Aim of the task
Every line below that holds the string "color" should be copied out.

Record set
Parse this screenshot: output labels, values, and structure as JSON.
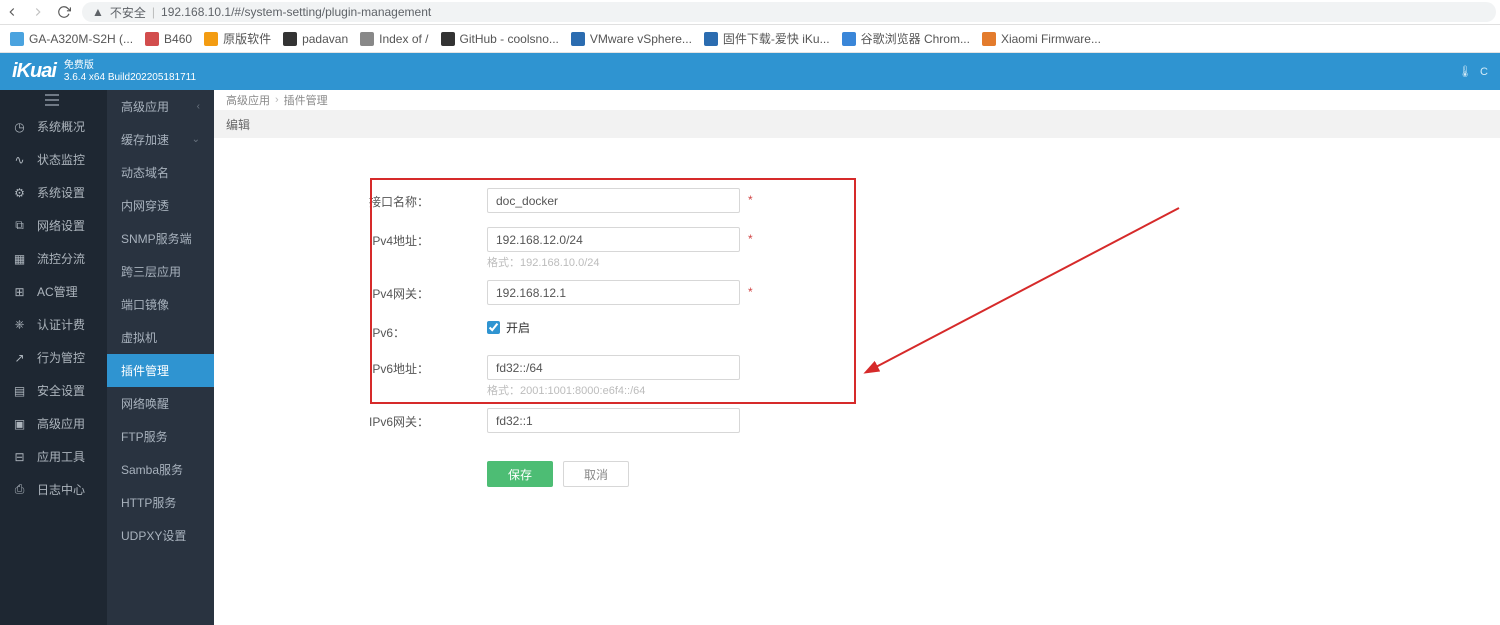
{
  "browser": {
    "url_prefix": "不安全",
    "url": "192.168.10.1/#/system-setting/plugin-management"
  },
  "bookmarks": [
    {
      "label": "GA-A320M-S2H (...",
      "color": "#4aa3df"
    },
    {
      "label": "B460",
      "color": "#d24d4d"
    },
    {
      "label": "原版软件",
      "color": "#f39c12"
    },
    {
      "label": "padavan",
      "color": "#333"
    },
    {
      "label": "Index of /",
      "color": "#888"
    },
    {
      "label": "GitHub - coolsno...",
      "color": "#333"
    },
    {
      "label": "VMware vSphere...",
      "color": "#2b6cb0"
    },
    {
      "label": "固件下载-爱快 iKu...",
      "color": "#2b6cb0"
    },
    {
      "label": "谷歌浏览器 Chrom...",
      "color": "#3a86d8"
    },
    {
      "label": "Xiaomi Firmware...",
      "color": "#e37b2c"
    }
  ],
  "header": {
    "logo": "iKuai",
    "edition": "免费版",
    "build": "3.6.4 x64 Build202205181711"
  },
  "sidebar_primary": [
    {
      "label": "系统概况"
    },
    {
      "label": "状态监控"
    },
    {
      "label": "系统设置"
    },
    {
      "label": "网络设置"
    },
    {
      "label": "流控分流"
    },
    {
      "label": "AC管理"
    },
    {
      "label": "认证计费"
    },
    {
      "label": "行为管控"
    },
    {
      "label": "安全设置"
    },
    {
      "label": "高级应用"
    },
    {
      "label": "应用工具"
    },
    {
      "label": "日志中心"
    }
  ],
  "sidebar_secondary_header": "高级应用",
  "sidebar_secondary": [
    {
      "label": "缓存加速",
      "expand": true
    },
    {
      "label": "动态域名"
    },
    {
      "label": "内网穿透"
    },
    {
      "label": "SNMP服务端"
    },
    {
      "label": "跨三层应用"
    },
    {
      "label": "端口镜像"
    },
    {
      "label": "虚拟机"
    },
    {
      "label": "插件管理",
      "active": true
    },
    {
      "label": "网络唤醒"
    },
    {
      "label": "FTP服务"
    },
    {
      "label": "Samba服务"
    },
    {
      "label": "HTTP服务"
    },
    {
      "label": "UDPXY设置"
    }
  ],
  "breadcrumb": {
    "a": "高级应用",
    "b": "插件管理"
  },
  "subheader": "编辑",
  "form": {
    "labels": {
      "iface": "接口名称：",
      "ipv4": "IPv4地址：",
      "ipv4_hint": "格式：192.168.10.0/24",
      "ipv4gw": "IPv4网关：",
      "ipv6": "IPv6：",
      "ipv6_on": "开启",
      "ipv6addr": "IPv6地址：",
      "ipv6_hint": "格式：2001:1001:8000:e6f4::/64",
      "ipv6gw": "IPv6网关："
    },
    "values": {
      "iface": "doc_docker",
      "ipv4": "192.168.12.0/24",
      "ipv4gw": "192.168.12.1",
      "ipv6_enabled": true,
      "ipv6addr": "fd32::/64",
      "ipv6gw": "fd32::1"
    },
    "buttons": {
      "save": "保存",
      "cancel": "取消"
    }
  }
}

Output of the exercise
      "color": "#4aa3df"
      "color": "#d24d4d"
      "color": "#f39c12"
      "color": "#333"
      "color": "#888"
      "color": "#333"
      "color": "#2b6cb0"
      "color": "#2b6cb0"
      "color": "#3a86d8"
      "color": "#e37b2c"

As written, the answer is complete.